(Records from a collection of figures)
· · · · · · ·

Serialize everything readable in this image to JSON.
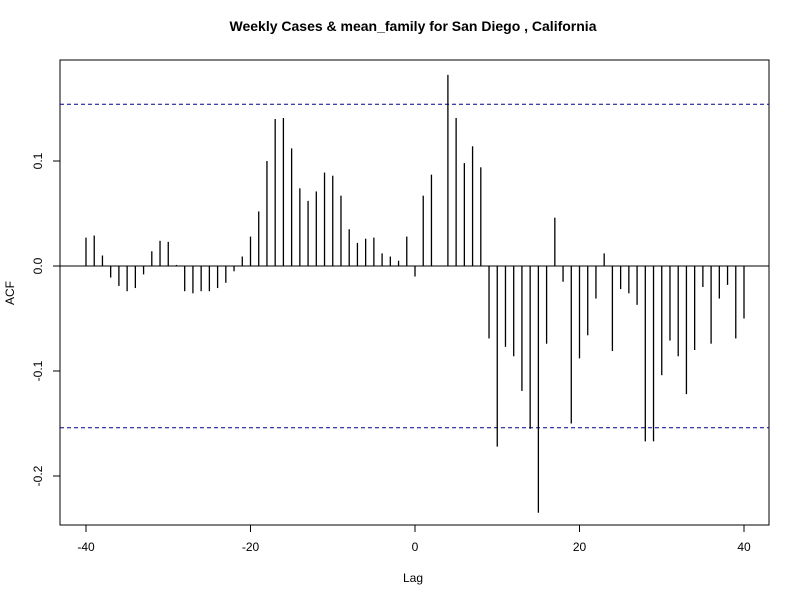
{
  "chart_data": {
    "type": "bar",
    "title": "Weekly Cases & mean_family for San Diego , California",
    "xlabel": "Lag",
    "ylabel": "ACF",
    "xlim": [
      -42,
      43
    ],
    "ylim": [
      -0.25,
      0.2
    ],
    "x_ticks": [
      -40,
      -20,
      0,
      20,
      40
    ],
    "x_tick_labels": [
      "-40",
      "-20",
      "0",
      "20",
      "40"
    ],
    "y_ticks": [
      -0.2,
      -0.1,
      0.0,
      0.1
    ],
    "y_tick_labels": [
      "-0.2",
      "-0.1",
      "0.0",
      "0.1"
    ],
    "confidence_bounds": [
      0.154,
      -0.154
    ],
    "colors": {
      "bars": "#000000",
      "bounds": "#00008B",
      "zero_line": "#000000"
    },
    "lags": [
      -40,
      -39,
      -38,
      -37,
      -36,
      -35,
      -34,
      -33,
      -32,
      -31,
      -30,
      -29,
      -28,
      -27,
      -26,
      -25,
      -24,
      -23,
      -22,
      -21,
      -20,
      -19,
      -18,
      -17,
      -16,
      -15,
      -14,
      -13,
      -12,
      -11,
      -10,
      -9,
      -8,
      -7,
      -6,
      -5,
      -4,
      -3,
      -2,
      -1,
      0,
      1,
      2,
      3,
      4,
      5,
      6,
      7,
      8,
      9,
      10,
      11,
      12,
      13,
      14,
      15,
      16,
      17,
      18,
      19,
      20,
      21,
      22,
      23,
      24,
      25,
      26,
      27,
      28,
      29,
      30,
      31,
      32,
      33,
      34,
      35,
      36,
      37,
      38,
      39,
      40
    ],
    "values": [
      0.027,
      0.029,
      0.01,
      -0.011,
      -0.019,
      -0.024,
      -0.021,
      -0.008,
      0.014,
      0.024,
      0.023,
      0.001,
      -0.024,
      -0.026,
      -0.024,
      -0.024,
      -0.021,
      -0.016,
      -0.005,
      0.009,
      0.028,
      0.052,
      0.1,
      0.14,
      0.141,
      0.112,
      0.074,
      0.062,
      0.071,
      0.089,
      0.086,
      0.067,
      0.035,
      0.022,
      0.026,
      0.027,
      0.012,
      0.009,
      0.005,
      0.028,
      -0.01,
      0.067,
      0.087,
      0.0,
      0.182,
      0.141,
      0.098,
      0.114,
      0.094,
      -0.069,
      -0.172,
      -0.077,
      -0.086,
      -0.119,
      -0.155,
      -0.235,
      -0.074,
      0.046,
      -0.015,
      -0.15,
      -0.088,
      -0.066,
      -0.031,
      0.012,
      -0.081,
      -0.022,
      -0.026,
      -0.037,
      -0.167,
      -0.167,
      -0.104,
      -0.071,
      -0.086,
      -0.122,
      -0.08,
      -0.02,
      -0.074,
      -0.031,
      -0.018,
      -0.069,
      -0.05
    ]
  }
}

· · · · · · ·

**THE EXERCISE:** Leave out the pictures and give the rest of the records again exactly.

**EXERCISE ANSWER:**
Serialize everything readable in this image to JSON.
{
  "chart_data": {
    "type": "bar",
    "title": "Weekly Cases & mean_family for San Diego , California",
    "xlabel": "Lag",
    "ylabel": "ACF",
    "xlim": [
      -42,
      43
    ],
    "ylim": [
      -0.25,
      0.2
    ],
    "x_ticks": [
      -40,
      -20,
      0,
      20,
      40
    ],
    "x_tick_labels": [
      "-40",
      "-20",
      "0",
      "20",
      "40"
    ],
    "y_ticks": [
      -0.2,
      -0.1,
      0.0,
      0.1
    ],
    "y_tick_labels": [
      "-0.2",
      "-0.1",
      "0.0",
      "0.1"
    ],
    "confidence_bounds": [
      0.154,
      -0.154
    ],
    "colors": {
      "bars": "#000000",
      "bounds": "#00008B",
      "zero_line": "#000000"
    },
    "lags": [
      -40,
      -39,
      -38,
      -37,
      -36,
      -35,
      -34,
      -33,
      -32,
      -31,
      -30,
      -29,
      -28,
      -27,
      -26,
      -25,
      -24,
      -23,
      -22,
      -21,
      -20,
      -19,
      -18,
      -17,
      -16,
      -15,
      -14,
      -13,
      -12,
      -11,
      -10,
      -9,
      -8,
      -7,
      -6,
      -5,
      -4,
      -3,
      -2,
      -1,
      0,
      1,
      2,
      3,
      4,
      5,
      6,
      7,
      8,
      9,
      10,
      11,
      12,
      13,
      14,
      15,
      16,
      17,
      18,
      19,
      20,
      21,
      22,
      23,
      24,
      25,
      26,
      27,
      28,
      29,
      30,
      31,
      32,
      33,
      34,
      35,
      36,
      37,
      38,
      39,
      40
    ],
    "values": [
      0.027,
      0.029,
      0.01,
      -0.011,
      -0.019,
      -0.024,
      -0.021,
      -0.008,
      0.014,
      0.024,
      0.023,
      0.001,
      -0.024,
      -0.026,
      -0.024,
      -0.024,
      -0.021,
      -0.016,
      -0.005,
      0.009,
      0.028,
      0.052,
      0.1,
      0.14,
      0.141,
      0.112,
      0.074,
      0.062,
      0.071,
      0.089,
      0.086,
      0.067,
      0.035,
      0.022,
      0.026,
      0.027,
      0.012,
      0.009,
      0.005,
      0.028,
      -0.01,
      0.067,
      0.087,
      0.0,
      0.182,
      0.141,
      0.098,
      0.114,
      0.094,
      -0.069,
      -0.172,
      -0.077,
      -0.086,
      -0.119,
      -0.155,
      -0.235,
      -0.074,
      0.046,
      -0.015,
      -0.15,
      -0.088,
      -0.066,
      -0.031,
      0.012,
      -0.081,
      -0.022,
      -0.026,
      -0.037,
      -0.167,
      -0.167,
      -0.104,
      -0.071,
      -0.086,
      -0.122,
      -0.08,
      -0.02,
      -0.074,
      -0.031,
      -0.018,
      -0.069,
      -0.05
    ]
  }
}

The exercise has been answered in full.